### Source material ###
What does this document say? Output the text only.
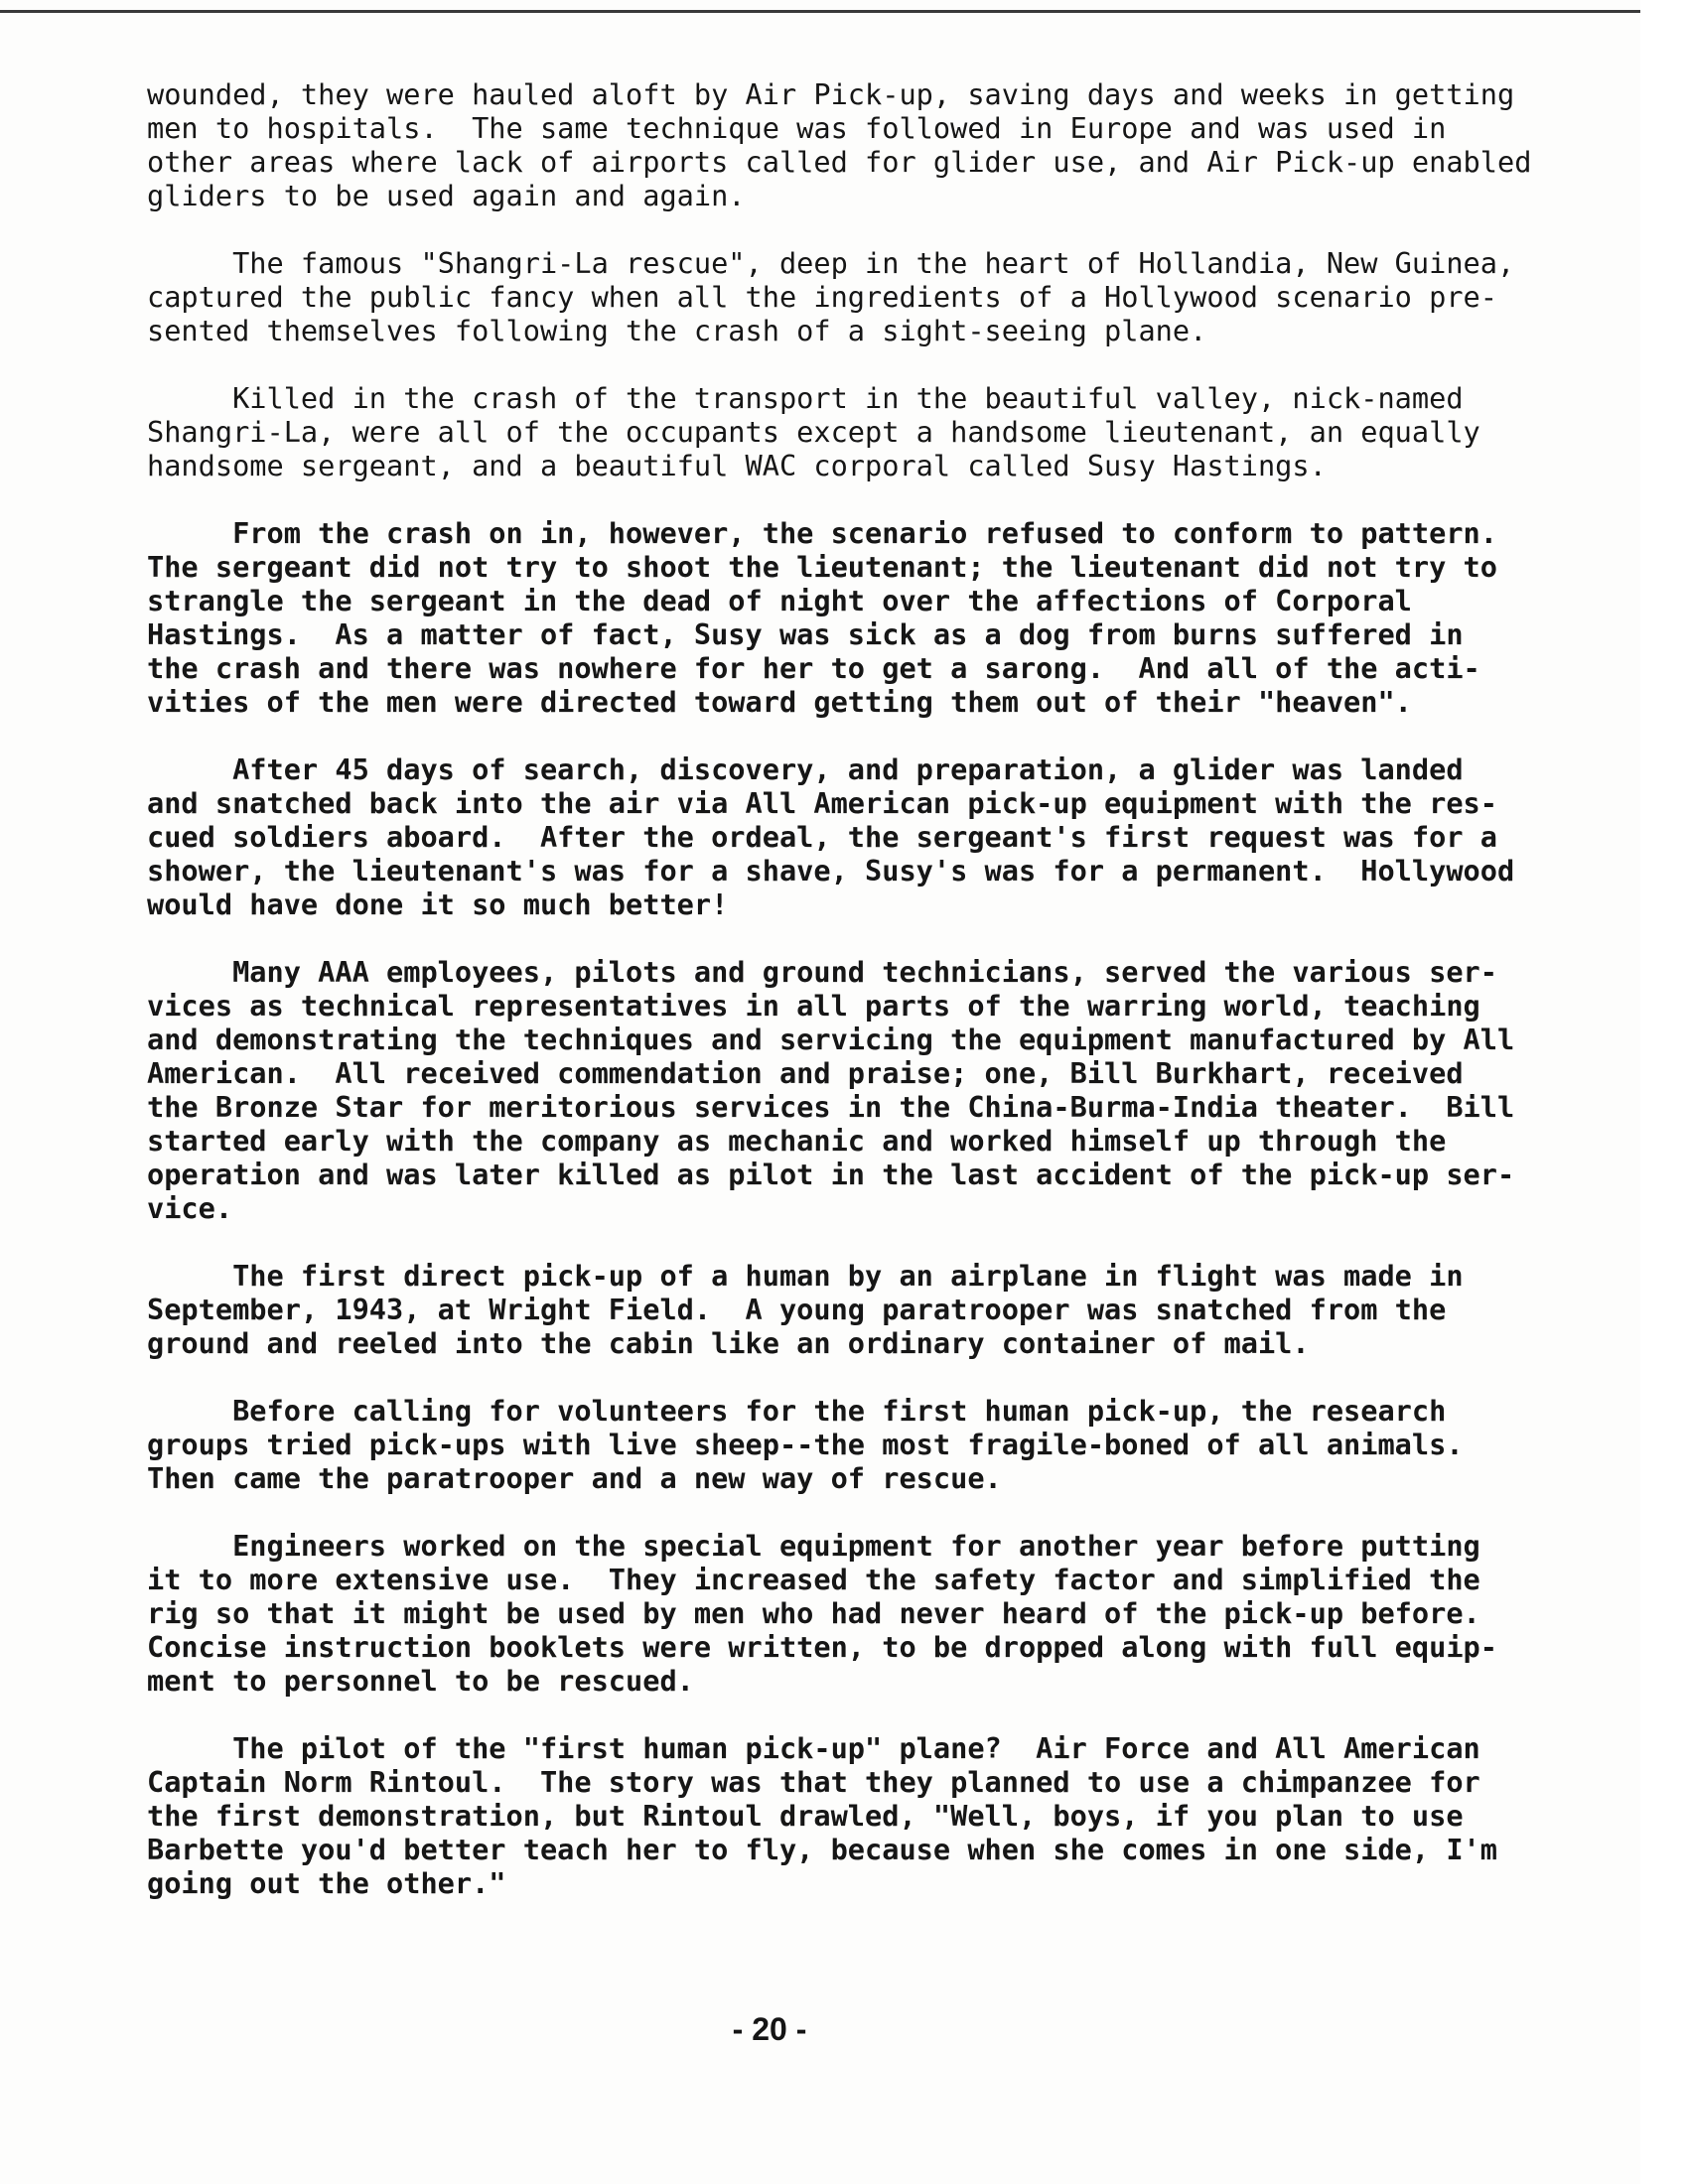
wounded, they were hauled aloft by Air Pick-up, saving days and weeks in getting
men to hospitals.  The same technique was followed in Europe and was used in
other areas where lack of airports called for glider use, and Air Pick-up enabled
gliders to be used again and again.
The famous "Shangri-La rescue", deep in the heart of Hollandia, New Guinea,
captured the public fancy when all the ingredients of a Hollywood scenario pre-
sented themselves following the crash of a sight-seeing plane.
Killed in the crash of the transport in the beautiful valley, nick-named
Shangri-La, were all of the occupants except a handsome lieutenant, an equally
handsome sergeant, and a beautiful WAC corporal called Susy Hastings.
From the crash on in, however, the scenario refused to conform to pattern.
The sergeant did not try to shoot the lieutenant; the lieutenant did not try to
strangle the sergeant in the dead of night over the affections of Corporal
Hastings.  As a matter of fact, Susy was sick as a dog from burns suffered in
the crash and there was nowhere for her to get a sarong.  And all of the acti-
vities of the men were directed toward getting them out of their "heaven".
After 45 days of search, discovery, and preparation, a glider was landed
and snatched back into the air via All American pick-up equipment with the res-
cued soldiers aboard.  After the ordeal, the sergeant's first request was for a
shower, the lieutenant's was for a shave, Susy's was for a permanent.  Hollywood
would have done it so much better!
Many AAA employees, pilots and ground technicians, served the various ser-
vices as technical representatives in all parts of the warring world, teaching
and demonstrating the techniques and servicing the equipment manufactured by All
American.  All received commendation and praise; one, Bill Burkhart, received
the Bronze Star for meritorious services in the China-Burma-India theater.  Bill
started early with the company as mechanic and worked himself up through the
operation and was later killed as pilot in the last accident of the pick-up ser-
vice.
The first direct pick-up of a human by an airplane in flight was made in
September, 1943, at Wright Field.  A young paratrooper was snatched from the
ground and reeled into the cabin like an ordinary container of mail.
Before calling for volunteers for the first human pick-up, the research
groups tried pick-ups with live sheep--the most fragile-boned of all animals.
Then came the paratrooper and a new way of rescue.
Engineers worked on the special equipment for another year before putting
it to more extensive use.  They increased the safety factor and simplified the
rig so that it might be used by men who had never heard of the pick-up before.
Concise instruction booklets were written, to be dropped along with full equip-
ment to personnel to be rescued.
The pilot of the "first human pick-up" plane?  Air Force and All American
Captain Norm Rintoul.  The story was that they planned to use a chimpanzee for
the first demonstration, but Rintoul drawled, "Well, boys, if you plan to use
Barbette you'd better teach her to fly, because when she comes in one side, I'm
going out the other."
- 20 -
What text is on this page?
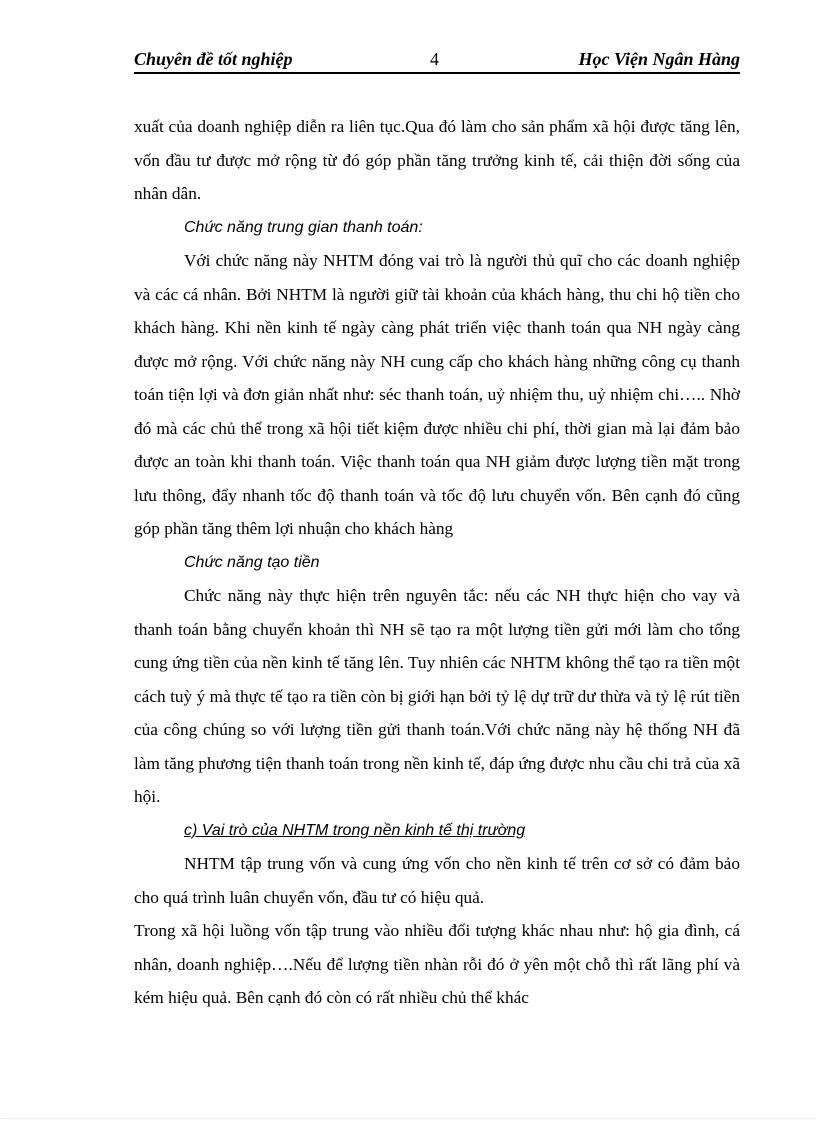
Chuyên đề tốt nghiệp	4	Học Viện Ngân Hàng

xuất của doanh nghiệp diễn ra liên tục.Qua đó làm cho sản phẩm xã hội được tăng lên, vốn đầu tư được mở rộng từ đó góp phần tăng trưởng kinh tế, cải thiện đời sống của nhân dân.

Chức năng trung gian thanh toán:

Với chức năng này NHTM đóng vai trò là người thủ quĩ cho các doanh nghiệp và các cá nhân. Bởi NHTM là người giữ tài khoản của khách hàng, thu chi hộ tiền cho khách hàng. Khi nền kinh tế ngày càng phát triển việc thanh toán qua NH ngày càng được mở rộng. Với chức năng này NH cung cấp cho khách hàng những công cụ thanh toán tiện lợi và đơn giản nhất như: séc thanh toán, uỷ nhiệm thu, uỷ nhiệm chi….. Nhờ đó mà các chủ thể trong xã hội tiết kiệm được nhiều chi phí, thời gian mà lại đảm bảo được an toàn khi thanh toán. Việc thanh toán qua NH giảm được lượng tiền mặt trong lưu thông, đẩy nhanh tốc độ thanh toán và tốc độ lưu chuyển vốn. Bên cạnh đó cũng góp phần tăng thêm lợi nhuận cho khách hàng

Chức năng tạo tiền

Chức năng này thực hiện trên nguyên tắc: nếu các NH thực hiện cho vay và thanh toán bằng chuyển khoản thì NH sẽ tạo ra một lượng tiền gửi mới làm cho tổng cung ứng tiền của nền kinh tế tăng lên. Tuy nhiên các NHTM không thể tạo ra tiền một cách tuỳ ý mà thực tế tạo ra tiền còn bị giới hạn bởi tỷ lệ dự trữ dư thừa và tỷ lệ rút tiền của công chúng so với lượng tiền gửi thanh toán.Với chức năng này hệ thống NH đã làm tăng phương tiện thanh toán trong nền kinh tế, đáp ứng được nhu cầu chi trả của xã hội.

c) Vai trò của NHTM trong nền kinh tế thị trường

NHTM tập trung vốn và cung ứng vốn cho nền kinh tế trên cơ sở có đảm bảo cho quá trình luân chuyển vốn, đầu tư có hiệu quả.

Trong xã hội luồng vốn tập trung vào nhiều đối tượng khác nhau như: hộ gia đình, cá nhân, doanh nghiệp….Nếu để lượng tiền nhàn rỗi đó ở yên một chỗ thì rất lãng phí và kém hiệu quả. Bên cạnh đó còn có rất nhiều chủ thể khác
###
Written exercise =>
Transcribe all the records above word for word, without their images.

Exercise solution =>
What does this document say? Output the text only.
wounded, they were hauled aloft by Air Pick-up, saving days and weeks in getting
men to hospitals.  The same technique was followed in Europe and was used in
other areas where lack of airports called for glider use, and Air Pick-up enabled
gliders to be used again and again.
The famous "Shangri-La rescue", deep in the heart of Hollandia, New Guinea,
captured the public fancy when all the ingredients of a Hollywood scenario pre-
sented themselves following the crash of a sight-seeing plane.
Killed in the crash of the transport in the beautiful valley, nick-named
Shangri-La, were all of the occupants except a handsome lieutenant, an equally
handsome sergeant, and a beautiful WAC corporal called Susy Hastings.
From the crash on in, however, the scenario refused to conform to pattern.
The sergeant did not try to shoot the lieutenant; the lieutenant did not try to
strangle the sergeant in the dead of night over the affections of Corporal
Hastings.  As a matter of fact, Susy was sick as a dog from burns suffered in
the crash and there was nowhere for her to get a sarong.  And all of the acti-
vities of the men were directed toward getting them out of their "heaven".
After 45 days of search, discovery, and preparation, a glider was landed
and snatched back into the air via All American pick-up equipment with the res-
cued soldiers aboard.  After the ordeal, the sergeant's first request was for a
shower, the lieutenant's was for a shave, Susy's was for a permanent.  Hollywood
would have done it so much better!
Many AAA employees, pilots and ground technicians, served the various ser-
vices as technical representatives in all parts of the warring world, teaching
and demonstrating the techniques and servicing the equipment manufactured by All
American.  All received commendation and praise; one, Bill Burkhart, received
the Bronze Star for meritorious services in the China-Burma-India theater.  Bill
started early with the company as mechanic and worked himself up through the
operation and was later killed as pilot in the last accident of the pick-up ser-
vice.
The first direct pick-up of a human by an airplane in flight was made in
September, 1943, at Wright Field.  A young paratrooper was snatched from the
ground and reeled into the cabin like an ordinary container of mail.
Before calling for volunteers for the first human pick-up, the research
groups tried pick-ups with live sheep--the most fragile-boned of all animals.
Then came the paratrooper and a new way of rescue.
Engineers worked on the special equipment for another year before putting
it to more extensive use.  They increased the safety factor and simplified the
rig so that it might be used by men who had never heard of the pick-up before.
Concise instruction booklets were written, to be dropped along with full equip-
ment to personnel to be rescued.
The pilot of the "first human pick-up" plane?  Air Force and All American
Captain Norm Rintoul.  The story was that they planned to use a chimpanzee for
the first demonstration, but Rintoul drawled, "Well, boys, if you plan to use
Barbette you'd better teach her to fly, because when she comes in one side, I'm
going out the other."
- 20 -
What text is on this page?
Chuyên đề tốt nghiệp	4	Học Viện Ngân Hàng

xuất của doanh nghiệp diễn ra liên tục.Qua đó làm cho sản phẩm xã hội được tăng lên, vốn đầu tư được mở rộng từ đó góp phần tăng trưởng kinh tế, cải thiện đời sống của nhân dân.

Chức năng trung gian thanh toán:

Với chức năng này NHTM đóng vai trò là người thủ quĩ cho các doanh nghiệp và các cá nhân. Bởi NHTM là người giữ tài khoản của khách hàng, thu chi hộ tiền cho khách hàng. Khi nền kinh tế ngày càng phát triển việc thanh toán qua NH ngày càng được mở rộng. Với chức năng này NH cung cấp cho khách hàng những công cụ thanh toán tiện lợi và đơn giản nhất như: séc thanh toán, uỷ nhiệm thu, uỷ nhiệm chi….. Nhờ đó mà các chủ thể trong xã hội tiết kiệm được nhiều chi phí, thời gian mà lại đảm bảo được an toàn khi thanh toán. Việc thanh toán qua NH giảm được lượng tiền mặt trong lưu thông, đẩy nhanh tốc độ thanh toán và tốc độ lưu chuyển vốn. Bên cạnh đó cũng góp phần tăng thêm lợi nhuận cho khách hàng

Chức năng tạo tiền

Chức năng này thực hiện trên nguyên tắc: nếu các NH thực hiện cho vay và thanh toán bằng chuyển khoản thì NH sẽ tạo ra một lượng tiền gửi mới làm cho tổng cung ứng tiền của nền kinh tế tăng lên. Tuy nhiên các NHTM không thể tạo ra tiền một cách tuỳ ý mà thực tế tạo ra tiền còn bị giới hạn bởi tỷ lệ dự trữ dư thừa và tỷ lệ rút tiền của công chúng so với lượng tiền gửi thanh toán.Với chức năng này hệ thống NH đã làm tăng phương tiện thanh toán trong nền kinh tế, đáp ứng được nhu cầu chi trả của xã hội.

c) Vai trò của NHTM trong nền kinh tế thị trường

NHTM tập trung vốn và cung ứng vốn cho nền kinh tế trên cơ sở có đảm bảo cho quá trình luân chuyển vốn, đầu tư có hiệu quả.

Trong xã hội luồng vốn tập trung vào nhiều đối tượng khác nhau như: hộ gia đình, cá nhân, doanh nghiệp….Nếu để lượng tiền nhàn rỗi đó ở yên một chỗ thì rất lãng phí và kém hiệu quả. Bên cạnh đó còn có rất nhiều chủ thể khác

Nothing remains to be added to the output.